• [Passage to read]:
-------
Teenage Poet Laureate Complains His Way To Fame

The student body president of a local high school wanted to rap his speech at graduation.  The principal said no.  A lot of local media took the young man’s side, so now he gets to do what he wants.  How do I know this?  How did the media find out?  Because the kid went to them and whined his way into the spotlight, of course! 

Good to know our best and brightest have learned this great lesson during their training at our fine institutions of education: if you don’t get your way, complain publicly until the authorities give in so you’ll go away.

Now, the school won’t openly discuss exactly why they wanted to prohibit this “speech,” but after seeing two excerpts in the news (here and here), I think I can tell why: it’s awful. 

Even for a rap. 

What school wants to advertise the fact that after four years there, one of their student leaders is only capable of producing writing like this:

“Take a walk with me down memory lane.

We were first freshman, the bottom of the food chain,

rushing to class hoping seniors won’t stuff us in the trash…

Now it’s here.
-------
• [Record excerpts]:
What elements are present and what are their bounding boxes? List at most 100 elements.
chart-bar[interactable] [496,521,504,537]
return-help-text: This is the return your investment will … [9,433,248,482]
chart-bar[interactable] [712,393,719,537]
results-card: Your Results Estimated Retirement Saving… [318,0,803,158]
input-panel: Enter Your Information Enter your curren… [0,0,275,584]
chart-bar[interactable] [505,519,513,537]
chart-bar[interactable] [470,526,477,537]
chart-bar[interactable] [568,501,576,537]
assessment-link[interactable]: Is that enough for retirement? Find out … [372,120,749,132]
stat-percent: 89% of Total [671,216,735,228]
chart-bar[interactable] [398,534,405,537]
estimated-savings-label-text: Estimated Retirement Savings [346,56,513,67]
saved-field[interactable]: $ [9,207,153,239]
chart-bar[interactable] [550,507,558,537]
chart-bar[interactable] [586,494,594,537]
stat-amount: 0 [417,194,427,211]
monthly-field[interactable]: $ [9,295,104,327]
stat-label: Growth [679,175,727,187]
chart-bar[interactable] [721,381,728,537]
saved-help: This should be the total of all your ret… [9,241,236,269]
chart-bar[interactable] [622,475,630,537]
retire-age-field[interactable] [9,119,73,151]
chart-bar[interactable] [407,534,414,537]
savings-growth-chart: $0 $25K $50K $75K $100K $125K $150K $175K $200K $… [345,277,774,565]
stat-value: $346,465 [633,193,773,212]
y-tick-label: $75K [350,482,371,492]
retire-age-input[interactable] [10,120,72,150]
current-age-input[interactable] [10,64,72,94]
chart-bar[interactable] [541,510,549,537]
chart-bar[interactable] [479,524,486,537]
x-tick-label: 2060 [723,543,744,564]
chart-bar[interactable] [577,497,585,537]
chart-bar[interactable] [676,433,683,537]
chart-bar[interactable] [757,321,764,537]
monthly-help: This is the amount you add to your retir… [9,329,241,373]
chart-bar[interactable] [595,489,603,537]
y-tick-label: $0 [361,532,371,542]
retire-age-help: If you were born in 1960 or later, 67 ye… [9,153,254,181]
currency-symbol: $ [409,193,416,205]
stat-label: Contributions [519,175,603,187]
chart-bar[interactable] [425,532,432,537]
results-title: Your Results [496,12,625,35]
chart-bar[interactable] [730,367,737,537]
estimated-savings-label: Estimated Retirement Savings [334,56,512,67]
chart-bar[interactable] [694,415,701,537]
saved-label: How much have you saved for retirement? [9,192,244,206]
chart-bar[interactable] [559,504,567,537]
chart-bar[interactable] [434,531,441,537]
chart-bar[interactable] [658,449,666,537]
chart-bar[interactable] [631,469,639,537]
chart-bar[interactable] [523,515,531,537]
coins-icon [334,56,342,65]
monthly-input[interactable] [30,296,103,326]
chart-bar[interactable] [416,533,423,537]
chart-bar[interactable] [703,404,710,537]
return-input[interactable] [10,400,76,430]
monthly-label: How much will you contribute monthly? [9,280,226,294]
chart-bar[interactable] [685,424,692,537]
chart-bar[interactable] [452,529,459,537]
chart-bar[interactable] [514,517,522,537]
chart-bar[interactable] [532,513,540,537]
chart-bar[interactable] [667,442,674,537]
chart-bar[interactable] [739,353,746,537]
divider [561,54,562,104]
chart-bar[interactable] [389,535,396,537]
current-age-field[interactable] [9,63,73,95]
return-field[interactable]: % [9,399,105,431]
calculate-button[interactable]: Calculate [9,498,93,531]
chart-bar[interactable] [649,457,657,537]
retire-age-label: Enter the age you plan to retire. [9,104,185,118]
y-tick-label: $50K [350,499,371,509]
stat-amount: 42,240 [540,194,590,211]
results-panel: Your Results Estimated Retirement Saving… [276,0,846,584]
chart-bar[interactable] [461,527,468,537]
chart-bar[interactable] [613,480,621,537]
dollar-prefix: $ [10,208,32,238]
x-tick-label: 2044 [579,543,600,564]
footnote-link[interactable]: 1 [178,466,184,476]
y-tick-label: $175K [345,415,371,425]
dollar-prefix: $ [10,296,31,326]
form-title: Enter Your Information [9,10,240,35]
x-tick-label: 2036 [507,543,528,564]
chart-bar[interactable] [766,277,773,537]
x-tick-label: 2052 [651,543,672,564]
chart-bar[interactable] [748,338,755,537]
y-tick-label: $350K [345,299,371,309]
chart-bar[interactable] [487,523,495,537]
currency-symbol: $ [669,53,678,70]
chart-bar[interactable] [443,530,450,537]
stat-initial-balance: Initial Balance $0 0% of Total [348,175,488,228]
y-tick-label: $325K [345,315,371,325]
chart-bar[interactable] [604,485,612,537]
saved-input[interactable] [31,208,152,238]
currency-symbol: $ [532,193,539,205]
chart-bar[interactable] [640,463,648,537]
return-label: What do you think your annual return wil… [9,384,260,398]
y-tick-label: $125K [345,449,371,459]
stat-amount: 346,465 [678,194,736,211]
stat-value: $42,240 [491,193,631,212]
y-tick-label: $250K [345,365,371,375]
-------
• [What you have to do]:
In the blog post about the graduation rap, what did the principal say when the student body president asked to rap his speech?

• [Written reply]:
The principal said no.